>>>>

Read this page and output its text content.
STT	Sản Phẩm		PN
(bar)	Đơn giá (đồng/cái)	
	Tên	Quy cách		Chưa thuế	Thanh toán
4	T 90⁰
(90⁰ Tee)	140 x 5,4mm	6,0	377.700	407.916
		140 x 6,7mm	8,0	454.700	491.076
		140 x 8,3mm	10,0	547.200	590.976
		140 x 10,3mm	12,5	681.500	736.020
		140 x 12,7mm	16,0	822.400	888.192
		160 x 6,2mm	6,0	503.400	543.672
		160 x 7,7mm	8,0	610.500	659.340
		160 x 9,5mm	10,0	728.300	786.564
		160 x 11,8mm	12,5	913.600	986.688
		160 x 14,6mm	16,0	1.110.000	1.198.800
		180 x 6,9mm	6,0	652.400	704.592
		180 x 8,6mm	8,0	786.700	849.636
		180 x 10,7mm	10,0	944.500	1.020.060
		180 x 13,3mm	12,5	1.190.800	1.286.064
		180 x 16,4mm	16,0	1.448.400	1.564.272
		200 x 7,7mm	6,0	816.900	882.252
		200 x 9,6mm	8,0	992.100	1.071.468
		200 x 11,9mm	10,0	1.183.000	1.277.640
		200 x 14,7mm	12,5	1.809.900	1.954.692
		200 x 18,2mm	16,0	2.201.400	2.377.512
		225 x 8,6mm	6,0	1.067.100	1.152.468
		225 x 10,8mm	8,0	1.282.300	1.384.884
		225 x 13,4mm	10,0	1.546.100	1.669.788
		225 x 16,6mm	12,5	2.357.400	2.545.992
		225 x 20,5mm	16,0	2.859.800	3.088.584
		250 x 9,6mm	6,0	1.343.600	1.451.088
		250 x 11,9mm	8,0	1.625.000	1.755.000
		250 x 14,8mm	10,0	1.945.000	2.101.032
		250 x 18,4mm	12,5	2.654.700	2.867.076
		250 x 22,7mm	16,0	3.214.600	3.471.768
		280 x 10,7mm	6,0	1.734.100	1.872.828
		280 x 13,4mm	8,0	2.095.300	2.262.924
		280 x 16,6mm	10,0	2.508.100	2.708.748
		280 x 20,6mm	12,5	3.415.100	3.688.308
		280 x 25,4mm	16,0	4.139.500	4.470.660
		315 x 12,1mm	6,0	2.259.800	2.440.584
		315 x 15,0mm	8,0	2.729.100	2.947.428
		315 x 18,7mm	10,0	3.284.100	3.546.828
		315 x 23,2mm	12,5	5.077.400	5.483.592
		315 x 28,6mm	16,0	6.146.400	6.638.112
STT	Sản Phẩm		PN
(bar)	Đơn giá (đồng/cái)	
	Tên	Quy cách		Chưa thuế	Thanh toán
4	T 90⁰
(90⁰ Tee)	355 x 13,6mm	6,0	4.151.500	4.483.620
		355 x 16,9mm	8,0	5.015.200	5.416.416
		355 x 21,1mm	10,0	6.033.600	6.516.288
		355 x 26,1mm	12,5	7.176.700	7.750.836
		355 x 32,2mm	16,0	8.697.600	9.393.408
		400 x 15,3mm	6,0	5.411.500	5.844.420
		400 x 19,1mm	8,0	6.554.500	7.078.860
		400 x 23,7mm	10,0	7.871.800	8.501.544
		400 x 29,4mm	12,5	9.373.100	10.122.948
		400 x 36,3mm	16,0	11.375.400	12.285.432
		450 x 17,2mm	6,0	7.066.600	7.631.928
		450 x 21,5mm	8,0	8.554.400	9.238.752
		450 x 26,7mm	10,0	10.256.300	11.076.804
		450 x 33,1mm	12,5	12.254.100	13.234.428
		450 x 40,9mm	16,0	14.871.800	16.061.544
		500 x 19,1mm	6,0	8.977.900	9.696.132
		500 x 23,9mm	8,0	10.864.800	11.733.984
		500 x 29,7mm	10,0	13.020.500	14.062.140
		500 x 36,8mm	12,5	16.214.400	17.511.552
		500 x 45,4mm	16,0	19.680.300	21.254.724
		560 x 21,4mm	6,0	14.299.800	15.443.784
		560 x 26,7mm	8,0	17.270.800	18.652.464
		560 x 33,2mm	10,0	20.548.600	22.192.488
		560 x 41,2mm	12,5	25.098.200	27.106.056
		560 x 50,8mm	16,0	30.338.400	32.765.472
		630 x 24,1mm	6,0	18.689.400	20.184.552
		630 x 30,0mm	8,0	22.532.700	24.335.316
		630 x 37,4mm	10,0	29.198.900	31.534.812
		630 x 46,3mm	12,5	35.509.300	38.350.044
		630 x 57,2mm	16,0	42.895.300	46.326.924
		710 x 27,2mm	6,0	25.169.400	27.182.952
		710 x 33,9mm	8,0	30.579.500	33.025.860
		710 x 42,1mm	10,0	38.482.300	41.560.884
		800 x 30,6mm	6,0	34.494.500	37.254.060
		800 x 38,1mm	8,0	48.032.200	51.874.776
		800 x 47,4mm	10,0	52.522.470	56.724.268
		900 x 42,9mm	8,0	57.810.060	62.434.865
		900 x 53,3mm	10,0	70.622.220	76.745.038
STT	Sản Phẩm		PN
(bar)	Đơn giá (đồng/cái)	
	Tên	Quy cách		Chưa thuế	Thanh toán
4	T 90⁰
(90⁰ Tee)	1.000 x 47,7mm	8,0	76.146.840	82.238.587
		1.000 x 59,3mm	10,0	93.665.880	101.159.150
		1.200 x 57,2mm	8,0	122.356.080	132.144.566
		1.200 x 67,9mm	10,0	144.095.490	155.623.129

<<<<

### AIM
Go through the data and return every record exactly.

### FULL ANSWER
Read this page and output its text content.
STT	Sản Phẩm		PN
(bar)	Đơn giá (đồng/cái)	
	Tên	Quy cách		Chưa thuế	Thanh toán
4	T 90⁰
(90⁰ Tee)	140 x 5,4mm	6,0	377.700	407.916
		140 x 6,7mm	8,0	454.700	491.076
		140 x 8,3mm	10,0	547.200	590.976
		140 x 10,3mm	12,5	681.500	736.020
		140 x 12,7mm	16,0	822.400	888.192
		160 x 6,2mm	6,0	503.400	543.672
		160 x 7,7mm	8,0	610.500	659.340
		160 x 9,5mm	10,0	728.300	786.564
		160 x 11,8mm	12,5	913.600	986.688
		160 x 14,6mm	16,0	1.110.000	1.198.800
		180 x 6,9mm	6,0	652.400	704.592
		180 x 8,6mm	8,0	786.700	849.636
		180 x 10,7mm	10,0	944.500	1.020.060
		180 x 13,3mm	12,5	1.190.800	1.286.064
		180 x 16,4mm	16,0	1.448.400	1.564.272
		200 x 7,7mm	6,0	816.900	882.252
		200 x 9,6mm	8,0	992.100	1.071.468
		200 x 11,9mm	10,0	1.183.000	1.277.640
		200 x 14,7mm	12,5	1.809.900	1.954.692
		200 x 18,2mm	16,0	2.201.400	2.377.512
		225 x 8,6mm	6,0	1.067.100	1.152.468
		225 x 10,8mm	8,0	1.282.300	1.384.884
		225 x 13,4mm	10,0	1.546.100	1.669.788
		225 x 16,6mm	12,5	2.357.400	2.545.992
		225 x 20,5mm	16,0	2.859.800	3.088.584
		250 x 9,6mm	6,0	1.343.600	1.451.088
		250 x 11,9mm	8,0	1.625.000	1.755.000
		250 x 14,8mm	10,0	1.945.000	2.101.032
		250 x 18,4mm	12,5	2.654.700	2.867.076
		250 x 22,7mm	16,0	3.214.600	3.471.768
		280 x 10,7mm	6,0	1.734.100	1.872.828
		280 x 13,4mm	8,0	2.095.300	2.262.924
		280 x 16,6mm	10,0	2.508.100	2.708.748
		280 x 20,6mm	12,5	3.415.100	3.688.308
		280 x 25,4mm	16,0	4.139.500	4.470.660
		315 x 12,1mm	6,0	2.259.800	2.440.584
		315 x 15,0mm	8,0	2.729.100	2.947.428
		315 x 18,7mm	10,0	3.284.100	3.546.828
		315 x 23,2mm	12,5	5.077.400	5.483.592
		315 x 28,6mm	16,0	6.146.400	6.638.112
STT	Sản Phẩm		PN
(bar)	Đơn giá (đồng/cái)	
	Tên	Quy cách		Chưa thuế	Thanh toán
4	T 90⁰
(90⁰ Tee)	355 x 13,6mm	6,0	4.151.500	4.483.620
		355 x 16,9mm	8,0	5.015.200	5.416.416
		355 x 21,1mm	10,0	6.033.600	6.516.288
		355 x 26,1mm	12,5	7.176.700	7.750.836
		355 x 32,2mm	16,0	8.697.600	9.393.408
		400 x 15,3mm	6,0	5.411.500	5.844.420
		400 x 19,1mm	8,0	6.554.500	7.078.860
		400 x 23,7mm	10,0	7.871.800	8.501.544
		400 x 29,4mm	12,5	9.373.100	10.122.948
		400 x 36,3mm	16,0	11.375.400	12.285.432
		450 x 17,2mm	6,0	7.066.600	7.631.928
		450 x 21,5mm	8,0	8.554.400	9.238.752
		450 x 26,7mm	10,0	10.256.300	11.076.804
		450 x 33,1mm	12,5	12.254.100	13.234.428
		450 x 40,9mm	16,0	14.871.800	16.061.544
		500 x 19,1mm	6,0	8.977.900	9.696.132
		500 x 23,9mm	8,0	10.864.800	11.733.984
		500 x 29,7mm	10,0	13.020.500	14.062.140
		500 x 36,8mm	12,5	16.214.400	17.511.552
		500 x 45,4mm	16,0	19.680.300	21.254.724
		560 x 21,4mm	6,0	14.299.800	15.443.784
		560 x 26,7mm	8,0	17.270.800	18.652.464
		560 x 33,2mm	10,0	20.548.600	22.192.488
		560 x 41,2mm	12,5	25.098.200	27.106.056
		560 x 50,8mm	16,0	30.338.400	32.765.472
		630 x 24,1mm	6,0	18.689.400	20.184.552
		630 x 30,0mm	8,0	22.532.700	24.335.316
		630 x 37,4mm	10,0	29.198.900	31.534.812
		630 x 46,3mm	12,5	35.509.300	38.350.044
		630 x 57,2mm	16,0	42.895.300	46.326.924
		710 x 27,2mm	6,0	25.169.400	27.182.952
		710 x 33,9mm	8,0	30.579.500	33.025.860
		710 x 42,1mm	10,0	38.482.300	41.560.884
		800 x 30,6mm	6,0	34.494.500	37.254.060
		800 x 38,1mm	8,0	48.032.200	51.874.776
		800 x 47,4mm	10,0	52.522.470	56.724.268
		900 x 42,9mm	8,0	57.810.060	62.434.865
		900 x 53,3mm	10,0	70.622.220	76.745.038
STT	Sản Phẩm		PN
(bar)	Đơn giá (đồng/cái)	
	Tên	Quy cách		Chưa thuế	Thanh toán
4	T 90⁰
(90⁰ Tee)	1.000 x 47,7mm	8,0	76.146.840	82.238.587
		1.000 x 59,3mm	10,0	93.665.880	101.159.150
		1.200 x 57,2mm	8,0	122.356.080	132.144.566
		1.200 x 67,9mm	10,0	144.095.490	155.623.129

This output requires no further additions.